Scan the records for the word "Produkter". Copy each line that includes it.

(Dataset excerpts)
──────────

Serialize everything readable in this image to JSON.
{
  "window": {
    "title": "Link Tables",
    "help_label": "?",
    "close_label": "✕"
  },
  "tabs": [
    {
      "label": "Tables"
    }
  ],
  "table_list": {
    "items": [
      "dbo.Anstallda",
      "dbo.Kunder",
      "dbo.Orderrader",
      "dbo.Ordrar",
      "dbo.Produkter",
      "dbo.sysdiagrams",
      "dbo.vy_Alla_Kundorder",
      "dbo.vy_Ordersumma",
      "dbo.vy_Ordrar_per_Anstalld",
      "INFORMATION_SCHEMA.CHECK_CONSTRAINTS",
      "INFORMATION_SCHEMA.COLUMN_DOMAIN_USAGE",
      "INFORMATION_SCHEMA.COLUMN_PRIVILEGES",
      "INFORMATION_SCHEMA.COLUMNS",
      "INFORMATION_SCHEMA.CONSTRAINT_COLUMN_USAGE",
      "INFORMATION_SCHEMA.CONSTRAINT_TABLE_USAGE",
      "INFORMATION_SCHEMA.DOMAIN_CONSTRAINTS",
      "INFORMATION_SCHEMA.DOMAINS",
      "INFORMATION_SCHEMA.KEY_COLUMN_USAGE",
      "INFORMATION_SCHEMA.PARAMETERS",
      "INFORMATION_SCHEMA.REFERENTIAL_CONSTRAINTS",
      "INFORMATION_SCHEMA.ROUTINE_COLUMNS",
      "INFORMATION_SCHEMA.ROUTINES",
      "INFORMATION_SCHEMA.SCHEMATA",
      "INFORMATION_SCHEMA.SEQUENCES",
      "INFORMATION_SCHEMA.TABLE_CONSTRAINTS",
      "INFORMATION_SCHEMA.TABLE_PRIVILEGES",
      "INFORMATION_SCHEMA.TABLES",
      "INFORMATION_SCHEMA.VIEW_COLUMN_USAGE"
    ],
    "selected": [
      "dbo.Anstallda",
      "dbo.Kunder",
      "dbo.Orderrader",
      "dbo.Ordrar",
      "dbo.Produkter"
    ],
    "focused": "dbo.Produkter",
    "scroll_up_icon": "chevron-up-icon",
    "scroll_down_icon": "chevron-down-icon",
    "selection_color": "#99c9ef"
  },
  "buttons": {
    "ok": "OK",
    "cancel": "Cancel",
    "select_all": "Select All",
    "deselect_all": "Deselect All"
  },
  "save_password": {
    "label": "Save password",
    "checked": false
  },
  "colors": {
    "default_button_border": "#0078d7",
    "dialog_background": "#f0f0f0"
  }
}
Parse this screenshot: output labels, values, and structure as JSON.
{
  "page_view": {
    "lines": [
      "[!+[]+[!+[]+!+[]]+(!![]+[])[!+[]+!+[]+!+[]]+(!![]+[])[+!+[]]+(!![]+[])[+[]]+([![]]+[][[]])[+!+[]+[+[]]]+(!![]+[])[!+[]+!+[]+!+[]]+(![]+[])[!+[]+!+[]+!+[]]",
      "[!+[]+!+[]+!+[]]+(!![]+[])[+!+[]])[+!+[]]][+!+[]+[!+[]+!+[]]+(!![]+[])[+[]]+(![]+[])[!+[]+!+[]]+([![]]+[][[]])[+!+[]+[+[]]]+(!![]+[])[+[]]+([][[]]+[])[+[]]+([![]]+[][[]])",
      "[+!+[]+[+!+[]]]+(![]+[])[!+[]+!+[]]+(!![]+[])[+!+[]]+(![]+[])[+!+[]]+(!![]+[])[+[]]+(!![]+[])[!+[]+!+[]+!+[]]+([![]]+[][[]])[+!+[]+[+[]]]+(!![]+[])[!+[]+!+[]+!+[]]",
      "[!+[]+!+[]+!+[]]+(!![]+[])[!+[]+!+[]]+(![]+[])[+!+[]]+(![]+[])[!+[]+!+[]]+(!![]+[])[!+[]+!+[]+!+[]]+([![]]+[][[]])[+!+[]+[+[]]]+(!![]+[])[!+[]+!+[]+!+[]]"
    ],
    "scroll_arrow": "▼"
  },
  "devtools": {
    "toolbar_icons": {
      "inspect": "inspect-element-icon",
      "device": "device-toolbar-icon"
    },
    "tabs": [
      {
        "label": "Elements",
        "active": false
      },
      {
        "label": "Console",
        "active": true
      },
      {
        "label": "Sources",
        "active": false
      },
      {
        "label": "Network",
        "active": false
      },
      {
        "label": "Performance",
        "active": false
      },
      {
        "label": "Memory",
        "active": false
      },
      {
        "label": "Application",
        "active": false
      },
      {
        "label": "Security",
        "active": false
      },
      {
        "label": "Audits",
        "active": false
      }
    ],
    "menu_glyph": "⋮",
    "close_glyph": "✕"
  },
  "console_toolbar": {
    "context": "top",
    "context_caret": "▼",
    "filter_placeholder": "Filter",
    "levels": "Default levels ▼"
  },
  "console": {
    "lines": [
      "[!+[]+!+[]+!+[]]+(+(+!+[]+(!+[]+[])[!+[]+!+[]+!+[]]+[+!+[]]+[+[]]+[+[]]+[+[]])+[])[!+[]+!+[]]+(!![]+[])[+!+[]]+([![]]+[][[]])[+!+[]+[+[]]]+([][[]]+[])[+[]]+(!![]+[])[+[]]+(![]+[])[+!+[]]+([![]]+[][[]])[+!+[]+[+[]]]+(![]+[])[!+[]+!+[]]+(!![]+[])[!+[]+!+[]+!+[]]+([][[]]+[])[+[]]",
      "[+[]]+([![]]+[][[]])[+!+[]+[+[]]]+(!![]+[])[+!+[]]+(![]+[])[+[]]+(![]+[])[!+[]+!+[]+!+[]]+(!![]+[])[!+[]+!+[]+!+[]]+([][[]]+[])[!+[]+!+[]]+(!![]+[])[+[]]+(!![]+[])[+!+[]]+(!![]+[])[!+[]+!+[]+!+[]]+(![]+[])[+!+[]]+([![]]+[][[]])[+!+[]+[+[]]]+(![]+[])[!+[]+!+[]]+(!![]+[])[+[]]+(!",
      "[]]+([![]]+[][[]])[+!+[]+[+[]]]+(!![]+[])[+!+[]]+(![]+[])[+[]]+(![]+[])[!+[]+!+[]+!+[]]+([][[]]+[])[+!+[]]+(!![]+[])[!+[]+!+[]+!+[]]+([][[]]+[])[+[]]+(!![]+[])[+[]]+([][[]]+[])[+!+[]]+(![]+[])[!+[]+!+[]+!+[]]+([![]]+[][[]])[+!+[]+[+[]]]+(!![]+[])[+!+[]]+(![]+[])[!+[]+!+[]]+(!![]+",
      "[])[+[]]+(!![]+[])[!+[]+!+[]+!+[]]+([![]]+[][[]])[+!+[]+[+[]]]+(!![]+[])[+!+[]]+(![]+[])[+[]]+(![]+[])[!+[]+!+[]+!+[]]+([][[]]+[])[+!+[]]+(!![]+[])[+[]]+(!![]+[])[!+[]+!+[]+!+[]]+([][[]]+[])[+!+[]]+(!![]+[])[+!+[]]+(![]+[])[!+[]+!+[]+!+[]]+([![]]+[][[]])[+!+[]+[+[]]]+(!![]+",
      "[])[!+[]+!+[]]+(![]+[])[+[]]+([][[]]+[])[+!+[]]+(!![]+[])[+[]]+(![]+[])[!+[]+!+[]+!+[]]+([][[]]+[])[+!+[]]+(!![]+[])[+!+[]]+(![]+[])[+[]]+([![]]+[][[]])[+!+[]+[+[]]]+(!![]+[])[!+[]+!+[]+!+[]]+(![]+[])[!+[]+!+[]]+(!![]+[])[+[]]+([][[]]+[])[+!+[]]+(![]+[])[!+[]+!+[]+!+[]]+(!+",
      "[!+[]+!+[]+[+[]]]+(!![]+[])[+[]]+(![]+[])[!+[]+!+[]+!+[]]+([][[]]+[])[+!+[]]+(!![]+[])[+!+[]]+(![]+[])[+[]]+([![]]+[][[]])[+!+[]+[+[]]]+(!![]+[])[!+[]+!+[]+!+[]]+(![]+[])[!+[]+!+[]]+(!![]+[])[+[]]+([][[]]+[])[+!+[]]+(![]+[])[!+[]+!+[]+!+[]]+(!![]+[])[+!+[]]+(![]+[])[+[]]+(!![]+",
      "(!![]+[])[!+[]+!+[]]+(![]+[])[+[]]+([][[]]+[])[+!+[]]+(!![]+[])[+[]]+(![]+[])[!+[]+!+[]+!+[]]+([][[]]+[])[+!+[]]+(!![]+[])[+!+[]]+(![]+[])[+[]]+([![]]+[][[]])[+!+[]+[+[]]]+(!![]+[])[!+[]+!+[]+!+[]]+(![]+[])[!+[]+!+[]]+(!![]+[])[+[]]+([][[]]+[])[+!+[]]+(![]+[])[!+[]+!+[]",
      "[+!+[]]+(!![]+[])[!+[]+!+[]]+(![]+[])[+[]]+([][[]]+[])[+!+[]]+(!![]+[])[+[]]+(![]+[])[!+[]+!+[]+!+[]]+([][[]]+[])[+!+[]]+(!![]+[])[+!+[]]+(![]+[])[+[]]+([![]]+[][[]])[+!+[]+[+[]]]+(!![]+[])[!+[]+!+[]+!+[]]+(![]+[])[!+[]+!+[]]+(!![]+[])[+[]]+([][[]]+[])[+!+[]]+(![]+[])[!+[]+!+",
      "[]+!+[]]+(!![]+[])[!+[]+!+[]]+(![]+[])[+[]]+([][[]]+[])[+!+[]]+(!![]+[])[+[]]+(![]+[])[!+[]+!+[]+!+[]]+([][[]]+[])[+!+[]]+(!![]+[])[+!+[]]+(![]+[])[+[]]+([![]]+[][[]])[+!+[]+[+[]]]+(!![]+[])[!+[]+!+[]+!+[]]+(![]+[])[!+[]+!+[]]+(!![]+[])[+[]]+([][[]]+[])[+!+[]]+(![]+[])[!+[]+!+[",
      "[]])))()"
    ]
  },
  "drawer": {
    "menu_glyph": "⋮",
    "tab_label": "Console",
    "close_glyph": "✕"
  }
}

──────────

[The solution]
      "dbo.Produkter",
      "dbo.Produkter"
    "focused": "dbo.Produkter",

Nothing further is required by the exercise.